Problem >>
Which lines hold the word "ylabel"? Copy each one.
-- BEGIN The records --
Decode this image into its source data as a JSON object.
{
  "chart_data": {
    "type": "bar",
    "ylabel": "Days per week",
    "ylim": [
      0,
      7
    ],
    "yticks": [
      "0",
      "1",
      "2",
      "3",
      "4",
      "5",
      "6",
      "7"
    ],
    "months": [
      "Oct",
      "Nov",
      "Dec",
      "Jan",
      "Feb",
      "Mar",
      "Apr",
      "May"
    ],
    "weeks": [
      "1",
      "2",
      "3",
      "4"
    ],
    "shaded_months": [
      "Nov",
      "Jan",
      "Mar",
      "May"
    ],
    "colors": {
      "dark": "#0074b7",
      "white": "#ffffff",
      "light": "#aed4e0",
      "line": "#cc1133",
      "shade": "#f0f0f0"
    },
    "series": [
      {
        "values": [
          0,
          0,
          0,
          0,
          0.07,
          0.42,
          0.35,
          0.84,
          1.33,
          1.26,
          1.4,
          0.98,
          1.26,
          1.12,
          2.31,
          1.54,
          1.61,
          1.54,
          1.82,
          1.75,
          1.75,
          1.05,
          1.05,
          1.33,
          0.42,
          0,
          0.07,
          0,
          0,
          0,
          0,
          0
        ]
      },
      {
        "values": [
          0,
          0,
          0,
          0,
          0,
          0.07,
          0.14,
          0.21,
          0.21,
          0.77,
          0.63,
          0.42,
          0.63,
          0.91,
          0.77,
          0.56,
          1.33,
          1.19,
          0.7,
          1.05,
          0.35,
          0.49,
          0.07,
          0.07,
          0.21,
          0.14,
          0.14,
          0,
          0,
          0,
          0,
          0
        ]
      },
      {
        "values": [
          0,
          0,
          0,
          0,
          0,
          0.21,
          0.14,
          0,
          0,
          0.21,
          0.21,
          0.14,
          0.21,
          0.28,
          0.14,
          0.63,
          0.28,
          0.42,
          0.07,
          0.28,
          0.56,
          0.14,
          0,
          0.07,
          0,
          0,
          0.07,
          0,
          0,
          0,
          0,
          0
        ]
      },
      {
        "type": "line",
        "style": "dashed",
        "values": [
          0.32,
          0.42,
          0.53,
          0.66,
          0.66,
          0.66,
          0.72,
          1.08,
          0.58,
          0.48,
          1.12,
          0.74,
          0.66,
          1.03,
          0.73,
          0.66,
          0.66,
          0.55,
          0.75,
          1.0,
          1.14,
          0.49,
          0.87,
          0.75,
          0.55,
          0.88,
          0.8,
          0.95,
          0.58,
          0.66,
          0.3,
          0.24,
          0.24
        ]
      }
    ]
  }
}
-- END The records --
-- BEGIN The records --
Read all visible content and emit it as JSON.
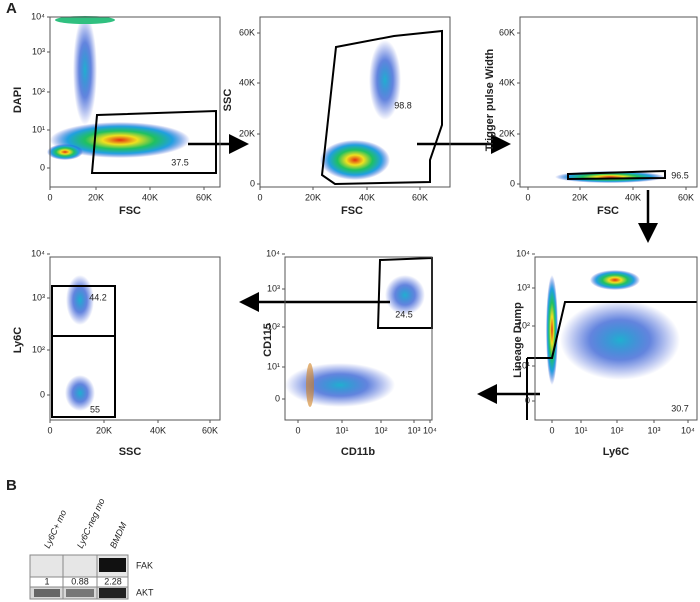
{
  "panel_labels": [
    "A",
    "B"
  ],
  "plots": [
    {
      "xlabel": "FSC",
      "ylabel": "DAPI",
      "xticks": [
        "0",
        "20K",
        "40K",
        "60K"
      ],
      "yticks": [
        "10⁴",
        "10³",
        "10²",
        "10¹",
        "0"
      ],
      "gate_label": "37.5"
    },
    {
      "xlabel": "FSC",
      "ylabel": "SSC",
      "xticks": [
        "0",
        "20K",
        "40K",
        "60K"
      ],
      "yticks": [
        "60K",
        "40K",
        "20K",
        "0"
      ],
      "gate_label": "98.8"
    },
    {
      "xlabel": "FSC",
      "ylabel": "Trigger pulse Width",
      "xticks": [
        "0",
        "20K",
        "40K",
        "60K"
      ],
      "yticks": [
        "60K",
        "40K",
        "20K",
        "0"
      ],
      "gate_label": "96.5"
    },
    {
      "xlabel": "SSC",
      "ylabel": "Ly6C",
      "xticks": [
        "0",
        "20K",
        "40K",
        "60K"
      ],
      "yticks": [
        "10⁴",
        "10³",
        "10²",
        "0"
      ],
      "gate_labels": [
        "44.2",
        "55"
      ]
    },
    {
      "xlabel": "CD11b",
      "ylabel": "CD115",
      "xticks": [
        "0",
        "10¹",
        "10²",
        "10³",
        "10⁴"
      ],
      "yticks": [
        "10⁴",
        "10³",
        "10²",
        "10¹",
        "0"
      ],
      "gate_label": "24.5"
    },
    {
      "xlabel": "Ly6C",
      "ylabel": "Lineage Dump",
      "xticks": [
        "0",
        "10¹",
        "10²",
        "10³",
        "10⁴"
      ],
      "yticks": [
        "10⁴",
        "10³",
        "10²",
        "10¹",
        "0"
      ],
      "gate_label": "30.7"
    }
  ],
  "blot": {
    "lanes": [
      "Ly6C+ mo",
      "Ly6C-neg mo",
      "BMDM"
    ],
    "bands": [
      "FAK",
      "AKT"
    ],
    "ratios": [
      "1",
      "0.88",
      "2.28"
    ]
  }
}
-- END The records --
Response to this task >>
    "ylabel": "Days per week",
      "ylabel": "DAPI",
      "ylabel": "SSC",
      "ylabel": "Trigger pulse Width",
      "ylabel": "Ly6C",
      "ylabel": "CD115",
      "ylabel": "Lineage Dump",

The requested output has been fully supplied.